◆ **Challenge**
The records underneath are to be repeated exactly, with the pictures left out.
* START *
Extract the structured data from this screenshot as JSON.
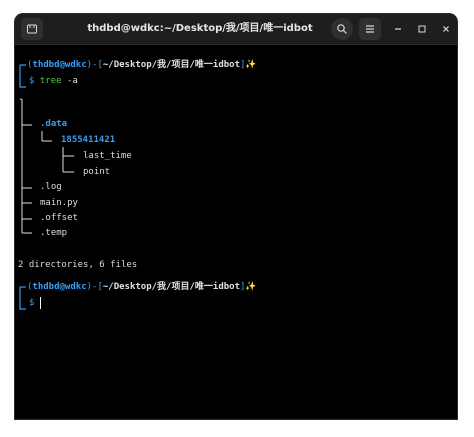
{
  "window": {
    "title": "thdbd@wdkc:~/Desktop/我/项目/唯一idbot"
  },
  "titlebar": {
    "icons": [
      "new-tab-icon",
      "search-icon",
      "menu-icon",
      "minimize-icon",
      "maximize-icon",
      "close-icon"
    ]
  },
  "prompt1": {
    "user_host": "thdbd@wdkc",
    "dash": "-",
    "path": "~/Desktop/我/项目/唯一idbot",
    "sparkle": "✨",
    "dollar": "$",
    "command": "tree",
    "args": "-a"
  },
  "tree": {
    "root": ".",
    "entries": [
      {
        "name": ".data",
        "type": "dir"
      },
      {
        "name": "1855411421",
        "type": "dir"
      },
      {
        "name": "last_time",
        "type": "file"
      },
      {
        "name": "point",
        "type": "file"
      },
      {
        "name": ".log",
        "type": "file"
      },
      {
        "name": "main.py",
        "type": "file"
      },
      {
        "name": ".offset",
        "type": "file"
      },
      {
        "name": ".temp",
        "type": "file"
      }
    ],
    "summary": "2 directories, 6 files"
  },
  "prompt2": {
    "user_host": "thdbd@wdkc",
    "dash": "-",
    "path": "~/Desktop/我/项目/唯一idbot",
    "sparkle": "✨",
    "dollar": "$"
  },
  "colors": {
    "prompt_blue": "#3a9df2",
    "command_green": "#57c24f",
    "sparkle_yellow": "#f7d24a",
    "background": "#000000",
    "titlebar": "#1e1e1e"
  }
}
* END *
◆ **Output for this exercise**
Extract the structured data from this screenshot as JSON.
{
  "window": {
    "title": "thdbd@wdkc:~/Desktop/我/项目/唯一idbot"
  },
  "titlebar": {
    "icons": [
      "new-tab-icon",
      "search-icon",
      "menu-icon",
      "minimize-icon",
      "maximize-icon",
      "close-icon"
    ]
  },
  "prompt1": {
    "user_host": "thdbd@wdkc",
    "dash": "-",
    "path": "~/Desktop/我/项目/唯一idbot",
    "sparkle": "✨",
    "dollar": "$",
    "command": "tree",
    "args": "-a"
  },
  "tree": {
    "root": ".",
    "entries": [
      {
        "name": ".data",
        "type": "dir"
      },
      {
        "name": "1855411421",
        "type": "dir"
      },
      {
        "name": "last_time",
        "type": "file"
      },
      {
        "name": "point",
        "type": "file"
      },
      {
        "name": ".log",
        "type": "file"
      },
      {
        "name": "main.py",
        "type": "file"
      },
      {
        "name": ".offset",
        "type": "file"
      },
      {
        "name": ".temp",
        "type": "file"
      }
    ],
    "summary": "2 directories, 6 files"
  },
  "prompt2": {
    "user_host": "thdbd@wdkc",
    "dash": "-",
    "path": "~/Desktop/我/项目/唯一idbot",
    "sparkle": "✨",
    "dollar": "$"
  },
  "colors": {
    "prompt_blue": "#3a9df2",
    "command_green": "#57c24f",
    "sparkle_yellow": "#f7d24a",
    "background": "#000000",
    "titlebar": "#1e1e1e"
  }
}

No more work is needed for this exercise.